* EXERCISE DIRECTIONS
Check every line below for the word "type" and copy the ones that have it.

* RECORDS SUPPLIED
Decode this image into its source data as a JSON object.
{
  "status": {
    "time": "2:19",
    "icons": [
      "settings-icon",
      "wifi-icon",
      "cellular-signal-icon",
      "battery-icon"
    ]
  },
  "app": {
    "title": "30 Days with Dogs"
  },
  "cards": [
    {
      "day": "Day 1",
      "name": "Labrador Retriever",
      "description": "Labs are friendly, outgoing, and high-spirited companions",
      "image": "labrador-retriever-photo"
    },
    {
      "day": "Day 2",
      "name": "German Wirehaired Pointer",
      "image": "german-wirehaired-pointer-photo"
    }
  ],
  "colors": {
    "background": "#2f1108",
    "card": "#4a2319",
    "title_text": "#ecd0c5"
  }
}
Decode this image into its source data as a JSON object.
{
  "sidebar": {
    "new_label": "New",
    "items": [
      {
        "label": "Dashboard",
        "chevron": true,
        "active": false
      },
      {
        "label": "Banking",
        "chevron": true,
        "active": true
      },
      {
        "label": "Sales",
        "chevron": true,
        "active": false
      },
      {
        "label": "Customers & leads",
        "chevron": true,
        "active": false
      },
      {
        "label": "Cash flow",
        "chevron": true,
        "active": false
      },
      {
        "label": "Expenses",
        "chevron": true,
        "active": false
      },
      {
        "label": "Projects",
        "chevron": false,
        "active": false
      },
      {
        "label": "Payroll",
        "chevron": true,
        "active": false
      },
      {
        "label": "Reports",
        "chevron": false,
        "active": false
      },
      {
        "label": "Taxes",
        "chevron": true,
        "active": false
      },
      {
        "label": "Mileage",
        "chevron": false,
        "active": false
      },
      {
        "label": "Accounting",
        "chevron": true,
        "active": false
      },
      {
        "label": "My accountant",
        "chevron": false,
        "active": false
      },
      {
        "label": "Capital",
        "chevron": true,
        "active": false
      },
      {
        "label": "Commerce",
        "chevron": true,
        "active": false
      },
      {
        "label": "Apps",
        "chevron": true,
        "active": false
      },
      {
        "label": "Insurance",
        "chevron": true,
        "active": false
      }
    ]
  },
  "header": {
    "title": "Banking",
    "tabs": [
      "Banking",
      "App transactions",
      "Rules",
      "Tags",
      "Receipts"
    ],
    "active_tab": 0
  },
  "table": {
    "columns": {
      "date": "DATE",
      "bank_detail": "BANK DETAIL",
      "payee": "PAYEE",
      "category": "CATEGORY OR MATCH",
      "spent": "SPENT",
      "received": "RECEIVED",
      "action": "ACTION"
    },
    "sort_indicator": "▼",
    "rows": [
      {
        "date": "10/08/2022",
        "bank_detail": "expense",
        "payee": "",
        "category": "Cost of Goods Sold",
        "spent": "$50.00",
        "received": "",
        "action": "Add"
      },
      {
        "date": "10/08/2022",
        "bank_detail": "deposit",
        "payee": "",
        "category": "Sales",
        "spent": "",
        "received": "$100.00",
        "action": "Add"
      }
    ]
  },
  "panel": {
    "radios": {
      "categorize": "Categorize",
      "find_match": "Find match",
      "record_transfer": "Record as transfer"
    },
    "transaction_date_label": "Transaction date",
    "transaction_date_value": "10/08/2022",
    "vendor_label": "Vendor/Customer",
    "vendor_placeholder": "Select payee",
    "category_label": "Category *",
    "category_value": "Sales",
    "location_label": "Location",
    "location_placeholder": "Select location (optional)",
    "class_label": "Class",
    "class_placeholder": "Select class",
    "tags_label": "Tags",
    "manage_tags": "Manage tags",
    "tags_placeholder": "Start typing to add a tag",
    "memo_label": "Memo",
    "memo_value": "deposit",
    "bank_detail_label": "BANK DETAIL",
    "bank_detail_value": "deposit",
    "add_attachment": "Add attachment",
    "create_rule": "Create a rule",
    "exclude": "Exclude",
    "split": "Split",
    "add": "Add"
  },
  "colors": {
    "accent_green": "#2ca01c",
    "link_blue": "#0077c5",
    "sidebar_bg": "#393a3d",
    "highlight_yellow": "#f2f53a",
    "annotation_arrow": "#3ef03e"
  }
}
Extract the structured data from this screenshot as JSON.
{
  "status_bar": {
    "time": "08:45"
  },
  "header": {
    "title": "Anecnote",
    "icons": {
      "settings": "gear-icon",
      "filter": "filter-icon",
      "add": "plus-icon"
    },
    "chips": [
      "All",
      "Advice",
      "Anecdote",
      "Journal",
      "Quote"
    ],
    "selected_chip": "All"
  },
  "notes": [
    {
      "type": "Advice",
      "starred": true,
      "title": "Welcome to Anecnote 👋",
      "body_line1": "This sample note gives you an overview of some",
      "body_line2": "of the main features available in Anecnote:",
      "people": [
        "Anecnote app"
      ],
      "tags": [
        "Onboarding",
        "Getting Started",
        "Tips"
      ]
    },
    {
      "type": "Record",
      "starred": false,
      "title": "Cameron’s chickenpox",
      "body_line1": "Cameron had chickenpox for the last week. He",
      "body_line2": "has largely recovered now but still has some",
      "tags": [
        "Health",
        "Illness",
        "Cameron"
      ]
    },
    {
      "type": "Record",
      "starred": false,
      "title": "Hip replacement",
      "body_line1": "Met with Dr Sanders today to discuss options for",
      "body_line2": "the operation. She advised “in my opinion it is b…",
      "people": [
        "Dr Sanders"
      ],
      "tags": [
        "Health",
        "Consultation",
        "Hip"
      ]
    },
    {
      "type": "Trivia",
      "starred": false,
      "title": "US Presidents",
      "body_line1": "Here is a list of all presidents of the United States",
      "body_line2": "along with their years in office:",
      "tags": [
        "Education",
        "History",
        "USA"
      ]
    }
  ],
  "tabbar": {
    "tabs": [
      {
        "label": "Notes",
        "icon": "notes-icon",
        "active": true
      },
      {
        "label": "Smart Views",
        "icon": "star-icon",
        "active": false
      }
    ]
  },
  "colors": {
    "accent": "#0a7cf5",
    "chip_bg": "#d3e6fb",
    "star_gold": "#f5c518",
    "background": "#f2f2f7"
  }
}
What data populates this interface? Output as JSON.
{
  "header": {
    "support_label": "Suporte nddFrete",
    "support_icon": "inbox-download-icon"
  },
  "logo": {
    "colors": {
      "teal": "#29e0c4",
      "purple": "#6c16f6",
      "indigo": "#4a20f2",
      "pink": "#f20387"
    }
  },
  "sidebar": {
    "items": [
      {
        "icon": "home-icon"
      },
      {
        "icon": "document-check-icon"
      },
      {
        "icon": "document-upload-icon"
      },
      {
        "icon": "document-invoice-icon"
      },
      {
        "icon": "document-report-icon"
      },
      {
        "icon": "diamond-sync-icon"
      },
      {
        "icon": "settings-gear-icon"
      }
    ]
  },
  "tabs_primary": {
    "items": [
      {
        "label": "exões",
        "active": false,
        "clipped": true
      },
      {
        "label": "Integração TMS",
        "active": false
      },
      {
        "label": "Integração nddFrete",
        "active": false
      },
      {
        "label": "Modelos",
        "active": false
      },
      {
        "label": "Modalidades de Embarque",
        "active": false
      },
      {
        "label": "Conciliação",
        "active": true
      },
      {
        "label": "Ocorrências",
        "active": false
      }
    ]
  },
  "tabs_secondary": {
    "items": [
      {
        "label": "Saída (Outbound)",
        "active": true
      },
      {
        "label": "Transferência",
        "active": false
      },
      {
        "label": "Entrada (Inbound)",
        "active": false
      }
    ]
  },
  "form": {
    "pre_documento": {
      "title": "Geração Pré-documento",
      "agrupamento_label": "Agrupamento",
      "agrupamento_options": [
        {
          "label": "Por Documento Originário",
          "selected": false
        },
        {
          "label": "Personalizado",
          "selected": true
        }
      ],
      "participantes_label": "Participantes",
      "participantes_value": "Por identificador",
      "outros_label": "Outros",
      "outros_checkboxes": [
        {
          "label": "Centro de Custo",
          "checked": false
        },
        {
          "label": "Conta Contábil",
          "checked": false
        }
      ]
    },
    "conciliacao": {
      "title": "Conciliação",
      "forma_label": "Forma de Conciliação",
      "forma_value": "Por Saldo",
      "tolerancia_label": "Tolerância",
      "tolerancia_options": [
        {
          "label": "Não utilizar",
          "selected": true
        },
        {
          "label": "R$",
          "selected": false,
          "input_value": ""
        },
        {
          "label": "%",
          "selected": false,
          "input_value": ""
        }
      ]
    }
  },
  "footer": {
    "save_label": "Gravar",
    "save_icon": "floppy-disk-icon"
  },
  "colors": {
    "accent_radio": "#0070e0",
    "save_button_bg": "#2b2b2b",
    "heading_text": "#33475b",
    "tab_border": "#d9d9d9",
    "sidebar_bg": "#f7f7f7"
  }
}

* OUTPUT BELOW
      "type": "Advice",
      "type": "Record",
      "type": "Record",
      "type": "Trivia",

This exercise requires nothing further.